_TASK PROMPT:_ Locate every line in the records below that contains the word "Game", and copy each one.

_INFORMATION SUPPLIED:_

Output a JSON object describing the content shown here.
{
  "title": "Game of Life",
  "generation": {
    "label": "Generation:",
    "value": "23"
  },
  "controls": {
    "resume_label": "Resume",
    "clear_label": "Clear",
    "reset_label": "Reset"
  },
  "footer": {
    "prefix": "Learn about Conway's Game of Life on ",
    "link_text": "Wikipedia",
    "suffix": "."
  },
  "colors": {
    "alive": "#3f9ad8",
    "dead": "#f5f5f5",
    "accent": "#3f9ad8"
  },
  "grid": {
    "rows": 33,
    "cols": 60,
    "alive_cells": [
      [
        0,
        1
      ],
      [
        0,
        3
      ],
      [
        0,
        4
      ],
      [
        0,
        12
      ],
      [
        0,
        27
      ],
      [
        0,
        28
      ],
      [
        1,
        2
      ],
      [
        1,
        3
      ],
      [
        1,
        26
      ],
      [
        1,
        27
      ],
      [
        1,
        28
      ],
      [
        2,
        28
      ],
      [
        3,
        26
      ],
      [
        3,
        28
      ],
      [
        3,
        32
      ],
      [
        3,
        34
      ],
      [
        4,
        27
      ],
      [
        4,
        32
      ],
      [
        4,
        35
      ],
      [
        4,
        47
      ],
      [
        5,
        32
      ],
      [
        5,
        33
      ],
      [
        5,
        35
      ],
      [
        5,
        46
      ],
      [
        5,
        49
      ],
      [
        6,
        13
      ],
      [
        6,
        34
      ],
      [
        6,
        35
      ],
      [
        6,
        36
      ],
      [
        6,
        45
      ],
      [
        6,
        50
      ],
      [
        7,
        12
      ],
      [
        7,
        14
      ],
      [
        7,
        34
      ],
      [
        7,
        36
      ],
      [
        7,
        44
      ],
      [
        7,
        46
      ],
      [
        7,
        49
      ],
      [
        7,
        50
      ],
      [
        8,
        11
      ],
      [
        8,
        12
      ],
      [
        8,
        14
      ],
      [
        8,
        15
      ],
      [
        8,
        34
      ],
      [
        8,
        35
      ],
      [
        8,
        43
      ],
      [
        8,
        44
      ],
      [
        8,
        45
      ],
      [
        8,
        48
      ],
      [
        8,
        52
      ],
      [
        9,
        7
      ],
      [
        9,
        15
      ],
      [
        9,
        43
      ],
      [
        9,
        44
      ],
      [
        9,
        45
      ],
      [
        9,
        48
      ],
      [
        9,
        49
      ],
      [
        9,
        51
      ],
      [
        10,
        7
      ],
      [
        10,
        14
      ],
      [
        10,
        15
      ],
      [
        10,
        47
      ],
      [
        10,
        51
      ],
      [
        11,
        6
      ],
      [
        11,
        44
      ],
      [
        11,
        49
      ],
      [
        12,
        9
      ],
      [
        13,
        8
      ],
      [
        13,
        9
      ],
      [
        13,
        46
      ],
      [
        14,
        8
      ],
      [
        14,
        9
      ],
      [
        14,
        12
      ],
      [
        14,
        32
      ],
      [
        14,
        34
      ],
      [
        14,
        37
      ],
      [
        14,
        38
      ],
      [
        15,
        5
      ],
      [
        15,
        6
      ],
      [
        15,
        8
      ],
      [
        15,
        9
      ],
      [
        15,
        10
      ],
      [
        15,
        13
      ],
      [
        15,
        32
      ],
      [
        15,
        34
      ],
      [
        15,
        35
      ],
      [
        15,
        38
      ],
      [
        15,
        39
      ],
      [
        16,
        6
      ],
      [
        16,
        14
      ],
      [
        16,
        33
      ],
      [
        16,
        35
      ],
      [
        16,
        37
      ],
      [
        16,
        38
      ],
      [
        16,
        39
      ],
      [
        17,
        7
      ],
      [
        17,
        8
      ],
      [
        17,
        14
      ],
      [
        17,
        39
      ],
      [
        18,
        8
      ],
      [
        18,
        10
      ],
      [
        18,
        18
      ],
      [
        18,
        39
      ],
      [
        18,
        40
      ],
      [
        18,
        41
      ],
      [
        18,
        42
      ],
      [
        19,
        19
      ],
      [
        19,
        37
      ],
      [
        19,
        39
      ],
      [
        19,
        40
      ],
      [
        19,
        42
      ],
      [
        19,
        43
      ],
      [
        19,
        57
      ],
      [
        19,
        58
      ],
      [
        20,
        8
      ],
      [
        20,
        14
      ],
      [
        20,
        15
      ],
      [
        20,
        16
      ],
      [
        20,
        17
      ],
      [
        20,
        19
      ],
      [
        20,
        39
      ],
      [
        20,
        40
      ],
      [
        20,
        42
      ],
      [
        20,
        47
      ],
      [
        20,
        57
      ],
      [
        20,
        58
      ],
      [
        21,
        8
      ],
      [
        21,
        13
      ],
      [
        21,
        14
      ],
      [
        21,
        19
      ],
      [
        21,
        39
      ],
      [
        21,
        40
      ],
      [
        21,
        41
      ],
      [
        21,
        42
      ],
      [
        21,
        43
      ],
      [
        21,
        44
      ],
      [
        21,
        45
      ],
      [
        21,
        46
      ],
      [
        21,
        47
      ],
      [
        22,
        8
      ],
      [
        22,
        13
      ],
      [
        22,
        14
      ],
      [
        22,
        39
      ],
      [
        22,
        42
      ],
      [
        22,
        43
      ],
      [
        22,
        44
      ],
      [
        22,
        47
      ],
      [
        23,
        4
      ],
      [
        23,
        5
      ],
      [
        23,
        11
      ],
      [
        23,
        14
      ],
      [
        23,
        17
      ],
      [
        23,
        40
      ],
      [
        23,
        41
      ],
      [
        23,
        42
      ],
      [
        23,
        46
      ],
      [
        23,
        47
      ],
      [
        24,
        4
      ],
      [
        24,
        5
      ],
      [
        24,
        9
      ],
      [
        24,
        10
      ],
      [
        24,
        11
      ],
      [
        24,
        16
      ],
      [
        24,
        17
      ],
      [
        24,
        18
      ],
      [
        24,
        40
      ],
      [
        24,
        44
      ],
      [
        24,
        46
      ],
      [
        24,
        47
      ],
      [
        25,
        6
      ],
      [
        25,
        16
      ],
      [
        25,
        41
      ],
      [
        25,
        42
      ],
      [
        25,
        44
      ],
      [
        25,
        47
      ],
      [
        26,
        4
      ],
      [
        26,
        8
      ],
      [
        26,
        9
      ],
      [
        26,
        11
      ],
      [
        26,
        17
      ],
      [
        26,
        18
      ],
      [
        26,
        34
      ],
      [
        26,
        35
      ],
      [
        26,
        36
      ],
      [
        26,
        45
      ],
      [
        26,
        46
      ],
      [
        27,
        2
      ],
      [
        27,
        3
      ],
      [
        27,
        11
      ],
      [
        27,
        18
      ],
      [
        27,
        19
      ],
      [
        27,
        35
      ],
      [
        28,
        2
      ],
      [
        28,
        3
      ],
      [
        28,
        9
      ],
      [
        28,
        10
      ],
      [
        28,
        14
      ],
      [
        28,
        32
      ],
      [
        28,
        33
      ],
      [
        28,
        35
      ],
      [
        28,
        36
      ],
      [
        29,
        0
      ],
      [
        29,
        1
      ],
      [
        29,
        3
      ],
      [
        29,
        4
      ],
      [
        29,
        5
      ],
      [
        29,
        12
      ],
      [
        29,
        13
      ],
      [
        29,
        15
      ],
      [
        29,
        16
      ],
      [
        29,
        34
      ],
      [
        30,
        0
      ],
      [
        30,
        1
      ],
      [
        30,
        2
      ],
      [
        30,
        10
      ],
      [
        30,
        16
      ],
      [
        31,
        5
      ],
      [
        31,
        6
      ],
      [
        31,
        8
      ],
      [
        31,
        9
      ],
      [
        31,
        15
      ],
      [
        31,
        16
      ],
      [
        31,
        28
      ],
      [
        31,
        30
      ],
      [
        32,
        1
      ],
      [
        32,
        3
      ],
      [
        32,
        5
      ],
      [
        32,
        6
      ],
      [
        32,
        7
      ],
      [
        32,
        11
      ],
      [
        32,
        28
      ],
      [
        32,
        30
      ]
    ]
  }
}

_RESULT OF THE TASK:_
  "title": "Game of Life",
    "prefix": "Learn about Conway's Game of Life on ",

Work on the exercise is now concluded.